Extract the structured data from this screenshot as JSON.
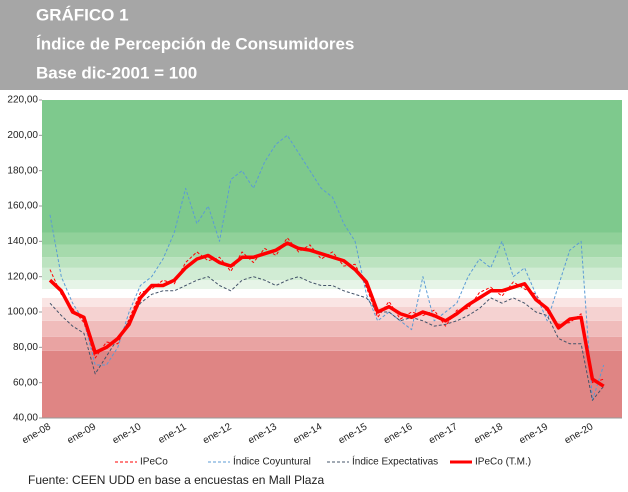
{
  "chart_data": {
    "type": "line",
    "title": [
      "GRÁFICO 1",
      "Índice de Percepción de Consumidores",
      "Base dic-2001 = 100"
    ],
    "source": "Fuente: CEEN UDD en base a encuestas en Mall Plaza",
    "categories": [
      "ene-08",
      null,
      null,
      null,
      "ene-09",
      null,
      null,
      null,
      "ene-10",
      null,
      null,
      null,
      "ene-11",
      null,
      null,
      null,
      "ene-12",
      null,
      null,
      null,
      "ene-13",
      null,
      null,
      null,
      "ene-14",
      null,
      null,
      null,
      "ene-15",
      null,
      null,
      null,
      "ene-16",
      null,
      null,
      null,
      "ene-17",
      null,
      null,
      null,
      "ene-18",
      null,
      null,
      null,
      "ene-19",
      null,
      null,
      null,
      "ene-20",
      null
    ],
    "ylim": [
      40,
      220
    ],
    "yticks": [
      {
        "value": 40,
        "label": "40,00"
      },
      {
        "value": 60,
        "label": "60,00"
      },
      {
        "value": 80,
        "label": "80,00"
      },
      {
        "value": 100,
        "label": "100,00"
      },
      {
        "value": 120,
        "label": "120,00"
      },
      {
        "value": 140,
        "label": "140,00"
      },
      {
        "value": 160,
        "label": "160,00"
      },
      {
        "value": 180,
        "label": "180,00"
      },
      {
        "value": 200,
        "label": "200,00"
      },
      {
        "value": 220,
        "label": "220,00"
      }
    ],
    "bands": [
      {
        "from": 40,
        "to": 78,
        "color": "#df8584"
      },
      {
        "from": 78,
        "to": 86,
        "color": "#e9a3a2"
      },
      {
        "from": 86,
        "to": 95,
        "color": "#f0bcbb"
      },
      {
        "from": 95,
        "to": 103,
        "color": "#f5d2d1"
      },
      {
        "from": 103,
        "to": 108,
        "color": "#fae5e4"
      },
      {
        "from": 108,
        "to": 113,
        "color": "#ffffff"
      },
      {
        "from": 113,
        "to": 118,
        "color": "#e6f4e7"
      },
      {
        "from": 118,
        "to": 125,
        "color": "#d1ecd4"
      },
      {
        "from": 125,
        "to": 131,
        "color": "#bce3c0"
      },
      {
        "from": 131,
        "to": 138,
        "color": "#a6daac"
      },
      {
        "from": 138,
        "to": 145,
        "color": "#91d19a"
      },
      {
        "from": 145,
        "to": 220,
        "color": "#7ec98d"
      }
    ],
    "series": [
      {
        "name": "IPeCo",
        "color": "#ff0000",
        "dashed": true,
        "values": [
          124,
          110,
          102,
          94,
          74,
          83,
          82,
          96,
          111,
          113,
          118,
          116,
          128,
          134,
          129,
          131,
          123,
          134,
          128,
          136,
          132,
          142,
          134,
          138,
          130,
          134,
          126,
          127,
          114,
          97,
          106,
          96,
          100,
          98,
          101,
          92,
          101,
          102,
          111,
          114,
          109,
          117,
          113,
          110,
          100,
          93,
          94,
          99,
          60,
          62
        ]
      },
      {
        "name": "Índice Coyuntural",
        "color": "#5b9bd5",
        "dashed": true,
        "values": [
          155,
          120,
          105,
          95,
          70,
          70,
          80,
          100,
          115,
          120,
          130,
          145,
          170,
          150,
          160,
          140,
          175,
          180,
          170,
          185,
          195,
          200,
          190,
          180,
          170,
          165,
          150,
          140,
          110,
          95,
          100,
          95,
          90,
          120,
          95,
          100,
          105,
          120,
          130,
          125,
          140,
          120,
          125,
          110,
          95,
          115,
          135,
          140,
          50,
          70
        ]
      },
      {
        "name": "Índice Expectativas",
        "color": "#44546a",
        "dashed": true,
        "values": [
          105,
          98,
          92,
          88,
          65,
          75,
          85,
          95,
          105,
          110,
          112,
          112,
          115,
          118,
          120,
          115,
          112,
          118,
          120,
          118,
          115,
          118,
          120,
          117,
          115,
          115,
          112,
          110,
          108,
          100,
          100,
          95,
          97,
          95,
          92,
          93,
          95,
          98,
          102,
          108,
          105,
          108,
          105,
          100,
          98,
          85,
          82,
          82,
          50,
          58
        ]
      },
      {
        "name": "IPeCo (T.M.)",
        "color": "#ff0000",
        "dashed": false,
        "values": [
          118,
          112,
          100,
          97,
          77,
          80,
          85,
          93,
          108,
          115,
          115,
          118,
          125,
          130,
          132,
          128,
          126,
          131,
          131,
          133,
          135,
          139,
          136,
          135,
          133,
          131,
          129,
          124,
          117,
          100,
          103,
          99,
          97,
          100,
          98,
          95,
          99,
          104,
          108,
          112,
          112,
          114,
          116,
          107,
          102,
          91,
          96,
          97,
          62,
          58
        ]
      }
    ]
  }
}
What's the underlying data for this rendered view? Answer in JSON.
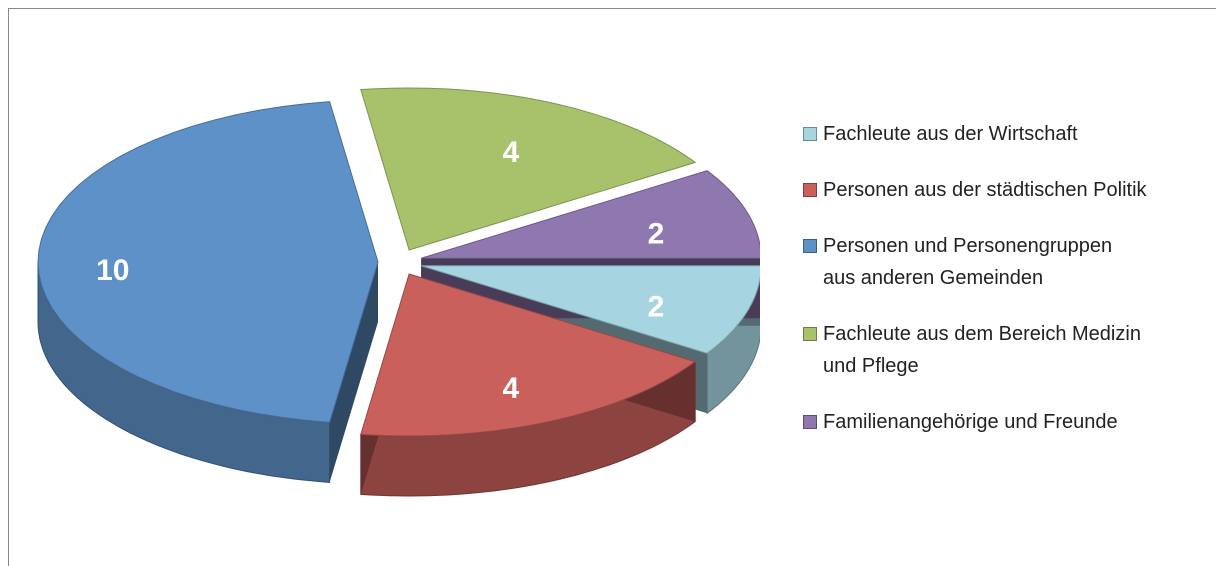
{
  "chart_data": {
    "type": "pie",
    "categories": [
      "Fachleute aus der Wirtschaft",
      "Personen aus der städtischen Politik",
      "Personen und Personengruppen aus anderen Gemeinden",
      "Fachleute aus dem Bereich Medizin und Pflege",
      "Familienangehörige und Freunde"
    ],
    "values": [
      2,
      4,
      10,
      4,
      2
    ],
    "colors": [
      "#a6d4e0",
      "#c9605c",
      "#5e91c8",
      "#a8c26c",
      "#8f78b0"
    ]
  }
}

-*-*-

**GOAL**
Transcribe the whole listing exactly. Pictures stay out of your copy.

**COMPLETED EXERCISE**
Extract the structured data from this screenshot as JSON.
{
  "chart_data": {
    "type": "line",
    "title": [
      "GRÁFICO 1",
      "Índice de Percepción de Consumidores",
      "Base dic-2001 = 100"
    ],
    "source": "Fuente: CEEN UDD en base a encuestas en Mall Plaza",
    "categories": [
      "ene-08",
      null,
      null,
      null,
      "ene-09",
      null,
      null,
      null,
      "ene-10",
      null,
      null,
      null,
      "ene-11",
      null,
      null,
      null,
      "ene-12",
      null,
      null,
      null,
      "ene-13",
      null,
      null,
      null,
      "ene-14",
      null,
      null,
      null,
      "ene-15",
      null,
      null,
      null,
      "ene-16",
      null,
      null,
      null,
      "ene-17",
      null,
      null,
      null,
      "ene-18",
      null,
      null,
      null,
      "ene-19",
      null,
      null,
      null,
      "ene-20",
      null
    ],
    "ylim": [
      40,
      220
    ],
    "yticks": [
      {
        "value": 40,
        "label": "40,00"
      },
      {
        "value": 60,
        "label": "60,00"
      },
      {
        "value": 80,
        "label": "80,00"
      },
      {
        "value": 100,
        "label": "100,00"
      },
      {
        "value": 120,
        "label": "120,00"
      },
      {
        "value": 140,
        "label": "140,00"
      },
      {
        "value": 160,
        "label": "160,00"
      },
      {
        "value": 180,
        "label": "180,00"
      },
      {
        "value": 200,
        "label": "200,00"
      },
      {
        "value": 220,
        "label": "220,00"
      }
    ],
    "bands": [
      {
        "from": 40,
        "to": 78,
        "color": "#df8584"
      },
      {
        "from": 78,
        "to": 86,
        "color": "#e9a3a2"
      },
      {
        "from": 86,
        "to": 95,
        "color": "#f0bcbb"
      },
      {
        "from": 95,
        "to": 103,
        "color": "#f5d2d1"
      },
      {
        "from": 103,
        "to": 108,
        "color": "#fae5e4"
      },
      {
        "from": 108,
        "to": 113,
        "color": "#ffffff"
      },
      {
        "from": 113,
        "to": 118,
        "color": "#e6f4e7"
      },
      {
        "from": 118,
        "to": 125,
        "color": "#d1ecd4"
      },
      {
        "from": 125,
        "to": 131,
        "color": "#bce3c0"
      },
      {
        "from": 131,
        "to": 138,
        "color": "#a6daac"
      },
      {
        "from": 138,
        "to": 145,
        "color": "#91d19a"
      },
      {
        "from": 145,
        "to": 220,
        "color": "#7ec98d"
      }
    ],
    "series": [
      {
        "name": "IPeCo",
        "color": "#ff0000",
        "dashed": true,
        "values": [
          124,
          110,
          102,
          94,
          74,
          83,
          82,
          96,
          111,
          113,
          118,
          116,
          128,
          134,
          129,
          131,
          123,
          134,
          128,
          136,
          132,
          142,
          134,
          138,
          130,
          134,
          126,
          127,
          114,
          97,
          106,
          96,
          100,
          98,
          101,
          92,
          101,
          102,
          111,
          114,
          109,
          117,
          113,
          110,
          100,
          93,
          94,
          99,
          60,
          62
        ]
      },
      {
        "name": "Índice Coyuntural",
        "color": "#5b9bd5",
        "dashed": true,
        "values": [
          155,
          120,
          105,
          95,
          70,
          70,
          80,
          100,
          115,
          120,
          130,
          145,
          170,
          150,
          160,
          140,
          175,
          180,
          170,
          185,
          195,
          200,
          190,
          180,
          170,
          165,
          150,
          140,
          110,
          95,
          100,
          95,
          90,
          120,
          95,
          100,
          105,
          120,
          130,
          125,
          140,
          120,
          125,
          110,
          95,
          115,
          135,
          140,
          50,
          70
        ]
      },
      {
        "name": "Índice Expectativas",
        "color": "#44546a",
        "dashed": true,
        "values": [
          105,
          98,
          92,
          88,
          65,
          75,
          85,
          95,
          105,
          110,
          112,
          112,
          115,
          118,
          120,
          115,
          112,
          118,
          120,
          118,
          115,
          118,
          120,
          117,
          115,
          115,
          112,
          110,
          108,
          100,
          100,
          95,
          97,
          95,
          92,
          93,
          95,
          98,
          102,
          108,
          105,
          108,
          105,
          100,
          98,
          85,
          82,
          82,
          50,
          58
        ]
      },
      {
        "name": "IPeCo (T.M.)",
        "color": "#ff0000",
        "dashed": false,
        "values": [
          118,
          112,
          100,
          97,
          77,
          80,
          85,
          93,
          108,
          115,
          115,
          118,
          125,
          130,
          132,
          128,
          126,
          131,
          131,
          133,
          135,
          139,
          136,
          135,
          133,
          131,
          129,
          124,
          117,
          100,
          103,
          99,
          97,
          100,
          98,
          95,
          99,
          104,
          108,
          112,
          112,
          114,
          116,
          107,
          102,
          91,
          96,
          97,
          62,
          58
        ]
      }
    ]
  }
}
What's the underlying data for this rendered view? Answer in JSON.
{
  "chart_data": {
    "type": "pie",
    "categories": [
      "Fachleute aus der Wirtschaft",
      "Personen aus der städtischen Politik",
      "Personen und Personengruppen aus anderen Gemeinden",
      "Fachleute aus dem Bereich Medizin und Pflege",
      "Familienangehörige und Freunde"
    ],
    "values": [
      2,
      4,
      10,
      4,
      2
    ],
    "colors": [
      "#a6d4e0",
      "#c9605c",
      "#5e91c8",
      "#a8c26c",
      "#8f78b0"
    ]
  }
}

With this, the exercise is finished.